Required work: Write out all the entries word for word and omit any pictures.

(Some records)
———

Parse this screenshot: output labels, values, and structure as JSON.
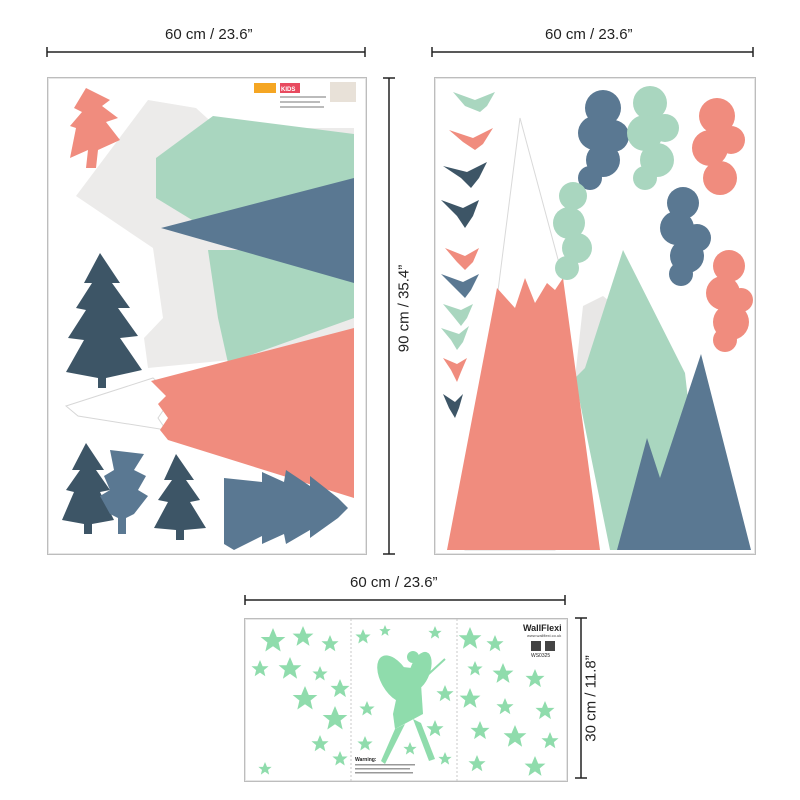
{
  "dimensions": {
    "sheet1_width": "60 cm / 23.6”",
    "sheet2_width": "60 cm / 23.6”",
    "height": "90 cm / 35.4”",
    "glow_width": "60 cm / 23.6”",
    "glow_height": "30 cm / 11.8”"
  },
  "labels": {
    "kids_logo": "KIDS",
    "product_code": "WS0325",
    "brand": "WallFlexi",
    "brand_url": "www.wallflexi.co.uk",
    "warning_title": "Warning:"
  },
  "colors": {
    "coral": "#f08c7e",
    "mint": "#a9d6bf",
    "slate": "#5a7892",
    "navy": "#3d5566",
    "grey": "#ecebea",
    "glow": "#8fdcac"
  }
}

———

Written response:
Parse this screenshot: output labels, values, and structure as JSON.
{
  "dimensions": {
    "sheet1_width": "60 cm / 23.6”",
    "sheet2_width": "60 cm / 23.6”",
    "height": "90 cm / 35.4”",
    "glow_width": "60 cm / 23.6”",
    "glow_height": "30 cm / 11.8”"
  },
  "labels": {
    "kids_logo": "KIDS",
    "product_code": "WS0325",
    "brand": "WallFlexi",
    "brand_url": "www.wallflexi.co.uk",
    "warning_title": "Warning:"
  },
  "colors": {
    "coral": "#f08c7e",
    "mint": "#a9d6bf",
    "slate": "#5a7892",
    "navy": "#3d5566",
    "grey": "#ecebea",
    "glow": "#8fdcac"
  }
}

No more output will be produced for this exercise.